French naval officer

Jean Dalbarade (or d'Albarade; 31 August 1743 – 31 December 1819) was a French naval officer who became an extremely successful corsair. In his career at sea he captured many enemy vessels, and was often wounded. He was decorated by King Louis XVI. Dalbarade became Minister of the Navy and Colonies (1793–95) during the French Revolution, at the height of the Reign of Terror. He was ineffective and indecisive in this position. He commanded the port of Lorient for two years, then was dismissed and soon after retired from the navy.

==Early years==

Jean Dalbarade was born in Biarritz, Pyrénées-Atlantiques, on 31 August 1743. Of Basque origin, growing up beside the sea, he naturally became a sailor, as did his younger brothers. He sailed as a corsair during the Seven Years' War (1754–1763).
At the age of sixteen, on 14 March 1759 he joined the royal ship Outarde as an apprentice seaman in a voyage to Quebec.
On 2 October 1760 he joined the corsair Labourt from Saint-Jean-de-Luz as a lieutenant.
The ship had 18 guns and a crew of 207. In the campaign that followed thirteen prizes were taken. Dalbarade was badly wounded in the head. He then joined Minerve, armed with four cannon and 14 swivels, and then was made first lieutenant on Triomphante, a frigate with a crew of 160.

After the war, Dalbarade joined the merchant marine service.
He served again in the royal navy during the American Revolutionary War (1775–1783).

* Supplied data:
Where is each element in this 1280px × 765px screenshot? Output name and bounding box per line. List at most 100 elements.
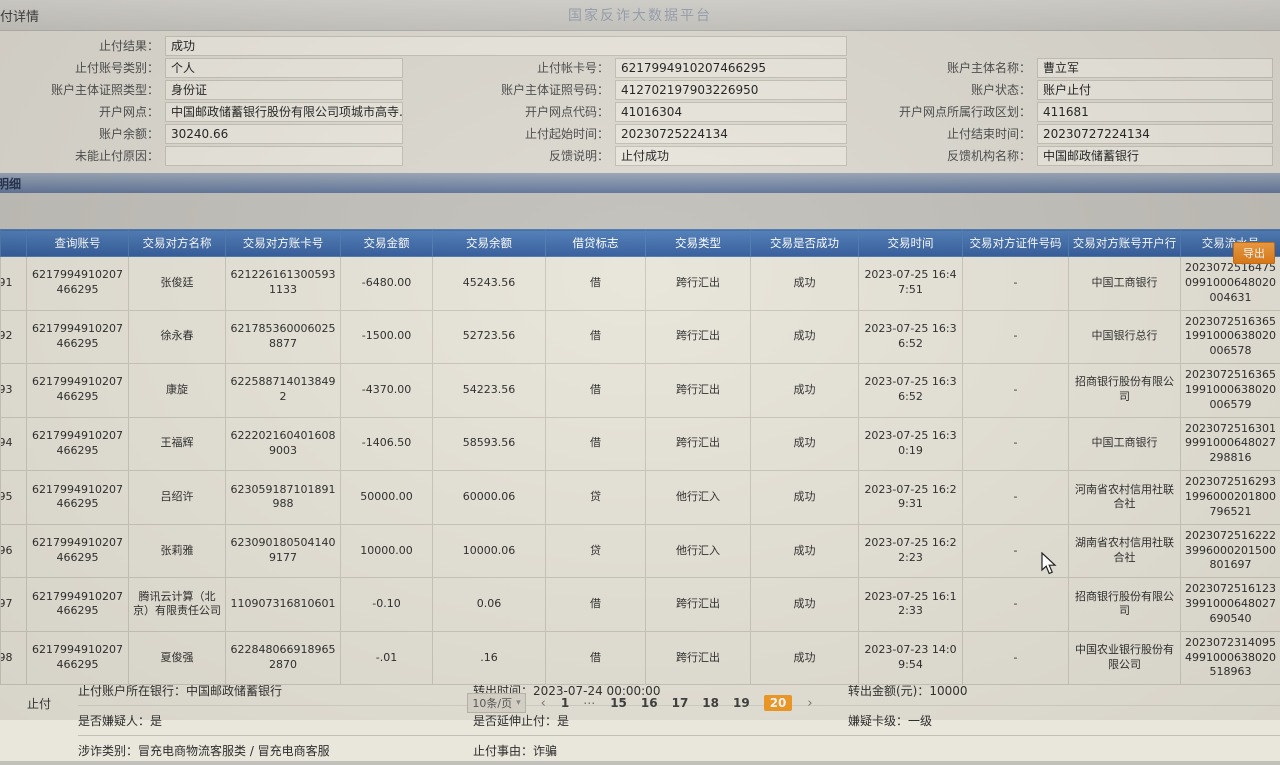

* Set of tasks:
• a. Transcribe everything in the Jean Dalbarade text from "Jean Dalbarade was" down to "Revolutionary War (1775–1783).".
• b. In the Jean Dalbarade text, how many guns did the corsair Labourt carry?

* Task answers:
• a.
Jean Dalbarade was born in Biarritz, Pyrénées-Atlantiques, on 31 August 1743. Of Basque origin, growing up beside the sea, he naturally became a sailor, as did his younger brothers. He sailed as a corsair during the Seven Years' War (1754–1763).
At the age of sixteen, on 14 March 1759 he joined the royal ship Outarde as an apprentice seaman in a voyage to Quebec.
On 2 October 1760 he joined the corsair Labourt from Saint-Jean-de-Luz as a lieutenant.
The ship had 18 guns and a crew of 207. In the campaign that followed thirteen prizes were taken. Dalbarade was badly wounded in the head. He then joined Minerve, armed with four cannon and 14 swivels, and then was made first lieutenant on Triomphante, a frigate with a crew of 160.

After the war, Dalbarade joined the merchant marine service.
He served again in the royal navy during the American Revolutionary War (1775–1783).

• b. 18 guns.